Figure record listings

■ ■ ■ ■

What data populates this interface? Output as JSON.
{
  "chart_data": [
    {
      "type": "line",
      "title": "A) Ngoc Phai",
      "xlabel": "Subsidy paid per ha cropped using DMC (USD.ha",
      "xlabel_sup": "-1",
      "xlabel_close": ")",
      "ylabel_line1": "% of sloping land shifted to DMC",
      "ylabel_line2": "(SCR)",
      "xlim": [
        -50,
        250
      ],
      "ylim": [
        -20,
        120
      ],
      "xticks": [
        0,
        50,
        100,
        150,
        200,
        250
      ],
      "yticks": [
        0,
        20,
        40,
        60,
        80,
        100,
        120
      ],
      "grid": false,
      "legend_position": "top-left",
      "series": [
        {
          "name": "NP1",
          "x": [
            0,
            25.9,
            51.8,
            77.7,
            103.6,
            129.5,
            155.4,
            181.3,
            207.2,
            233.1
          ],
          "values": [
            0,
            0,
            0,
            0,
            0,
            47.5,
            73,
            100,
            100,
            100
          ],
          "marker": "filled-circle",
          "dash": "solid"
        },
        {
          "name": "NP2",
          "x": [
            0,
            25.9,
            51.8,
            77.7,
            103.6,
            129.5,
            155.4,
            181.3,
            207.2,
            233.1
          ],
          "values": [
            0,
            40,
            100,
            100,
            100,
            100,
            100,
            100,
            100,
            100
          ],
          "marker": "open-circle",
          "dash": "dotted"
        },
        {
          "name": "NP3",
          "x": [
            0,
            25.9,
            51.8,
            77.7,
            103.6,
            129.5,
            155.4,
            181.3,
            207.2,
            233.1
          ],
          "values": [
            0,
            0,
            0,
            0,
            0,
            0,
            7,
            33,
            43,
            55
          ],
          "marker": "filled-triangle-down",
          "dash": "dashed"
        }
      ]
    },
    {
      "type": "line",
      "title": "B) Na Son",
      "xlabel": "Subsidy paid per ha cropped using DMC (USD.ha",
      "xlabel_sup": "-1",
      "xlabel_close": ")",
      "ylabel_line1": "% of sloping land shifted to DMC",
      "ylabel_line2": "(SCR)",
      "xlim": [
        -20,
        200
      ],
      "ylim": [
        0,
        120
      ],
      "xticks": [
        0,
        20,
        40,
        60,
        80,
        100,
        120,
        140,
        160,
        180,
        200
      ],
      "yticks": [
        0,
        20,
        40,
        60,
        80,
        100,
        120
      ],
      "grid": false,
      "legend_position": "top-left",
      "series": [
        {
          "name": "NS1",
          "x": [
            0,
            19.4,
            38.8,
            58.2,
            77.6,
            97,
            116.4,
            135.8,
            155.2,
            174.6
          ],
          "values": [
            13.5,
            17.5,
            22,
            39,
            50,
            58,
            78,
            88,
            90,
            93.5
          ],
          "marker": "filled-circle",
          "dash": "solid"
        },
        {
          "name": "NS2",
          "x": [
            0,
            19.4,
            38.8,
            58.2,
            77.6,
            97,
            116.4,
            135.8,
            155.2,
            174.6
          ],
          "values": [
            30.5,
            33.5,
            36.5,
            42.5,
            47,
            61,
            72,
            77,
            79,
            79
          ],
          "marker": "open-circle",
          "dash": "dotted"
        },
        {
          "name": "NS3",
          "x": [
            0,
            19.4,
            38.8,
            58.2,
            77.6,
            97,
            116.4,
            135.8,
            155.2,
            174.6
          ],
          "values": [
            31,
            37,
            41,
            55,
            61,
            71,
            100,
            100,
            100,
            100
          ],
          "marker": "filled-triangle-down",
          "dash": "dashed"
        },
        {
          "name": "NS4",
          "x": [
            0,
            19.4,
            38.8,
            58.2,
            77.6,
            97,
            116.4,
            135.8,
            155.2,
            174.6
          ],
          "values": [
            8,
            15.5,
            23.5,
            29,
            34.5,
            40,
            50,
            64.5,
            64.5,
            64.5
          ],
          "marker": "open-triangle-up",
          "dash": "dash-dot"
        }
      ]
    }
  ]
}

■ ■ ■ ■

WHAT THIS TASK INVOLVES: Retype the records in full. Keep every line identical to the original.

ANSWER IN FULL:
What data populates this interface? Output as JSON.
{
  "chart_data": [
    {
      "type": "line",
      "title": "A) Ngoc Phai",
      "xlabel": "Subsidy paid per ha cropped using DMC (USD.ha",
      "xlabel_sup": "-1",
      "xlabel_close": ")",
      "ylabel_line1": "% of sloping land shifted to DMC",
      "ylabel_line2": "(SCR)",
      "xlim": [
        -50,
        250
      ],
      "ylim": [
        -20,
        120
      ],
      "xticks": [
        0,
        50,
        100,
        150,
        200,
        250
      ],
      "yticks": [
        0,
        20,
        40,
        60,
        80,
        100,
        120
      ],
      "grid": false,
      "legend_position": "top-left",
      "series": [
        {
          "name": "NP1",
          "x": [
            0,
            25.9,
            51.8,
            77.7,
            103.6,
            129.5,
            155.4,
            181.3,
            207.2,
            233.1
          ],
          "values": [
            0,
            0,
            0,
            0,
            0,
            47.5,
            73,
            100,
            100,
            100
          ],
          "marker": "filled-circle",
          "dash": "solid"
        },
        {
          "name": "NP2",
          "x": [
            0,
            25.9,
            51.8,
            77.7,
            103.6,
            129.5,
            155.4,
            181.3,
            207.2,
            233.1
          ],
          "values": [
            0,
            40,
            100,
            100,
            100,
            100,
            100,
            100,
            100,
            100
          ],
          "marker": "open-circle",
          "dash": "dotted"
        },
        {
          "name": "NP3",
          "x": [
            0,
            25.9,
            51.8,
            77.7,
            103.6,
            129.5,
            155.4,
            181.3,
            207.2,
            233.1
          ],
          "values": [
            0,
            0,
            0,
            0,
            0,
            0,
            7,
            33,
            43,
            55
          ],
          "marker": "filled-triangle-down",
          "dash": "dashed"
        }
      ]
    },
    {
      "type": "line",
      "title": "B) Na Son",
      "xlabel": "Subsidy paid per ha cropped using DMC (USD.ha",
      "xlabel_sup": "-1",
      "xlabel_close": ")",
      "ylabel_line1": "% of sloping land shifted to DMC",
      "ylabel_line2": "(SCR)",
      "xlim": [
        -20,
        200
      ],
      "ylim": [
        0,
        120
      ],
      "xticks": [
        0,
        20,
        40,
        60,
        80,
        100,
        120,
        140,
        160,
        180,
        200
      ],
      "yticks": [
        0,
        20,
        40,
        60,
        80,
        100,
        120
      ],
      "grid": false,
      "legend_position": "top-left",
      "series": [
        {
          "name": "NS1",
          "x": [
            0,
            19.4,
            38.8,
            58.2,
            77.6,
            97,
            116.4,
            135.8,
            155.2,
            174.6
          ],
          "values": [
            13.5,
            17.5,
            22,
            39,
            50,
            58,
            78,
            88,
            90,
            93.5
          ],
          "marker": "filled-circle",
          "dash": "solid"
        },
        {
          "name": "NS2",
          "x": [
            0,
            19.4,
            38.8,
            58.2,
            77.6,
            97,
            116.4,
            135.8,
            155.2,
            174.6
          ],
          "values": [
            30.5,
            33.5,
            36.5,
            42.5,
            47,
            61,
            72,
            77,
            79,
            79
          ],
          "marker": "open-circle",
          "dash": "dotted"
        },
        {
          "name": "NS3",
          "x": [
            0,
            19.4,
            38.8,
            58.2,
            77.6,
            97,
            116.4,
            135.8,
            155.2,
            174.6
          ],
          "values": [
            31,
            37,
            41,
            55,
            61,
            71,
            100,
            100,
            100,
            100
          ],
          "marker": "filled-triangle-down",
          "dash": "dashed"
        },
        {
          "name": "NS4",
          "x": [
            0,
            19.4,
            38.8,
            58.2,
            77.6,
            97,
            116.4,
            135.8,
            155.2,
            174.6
          ],
          "values": [
            8,
            15.5,
            23.5,
            29,
            34.5,
            40,
            50,
            64.5,
            64.5,
            64.5
          ],
          "marker": "open-triangle-up",
          "dash": "dash-dot"
        }
      ]
    }
  ]
}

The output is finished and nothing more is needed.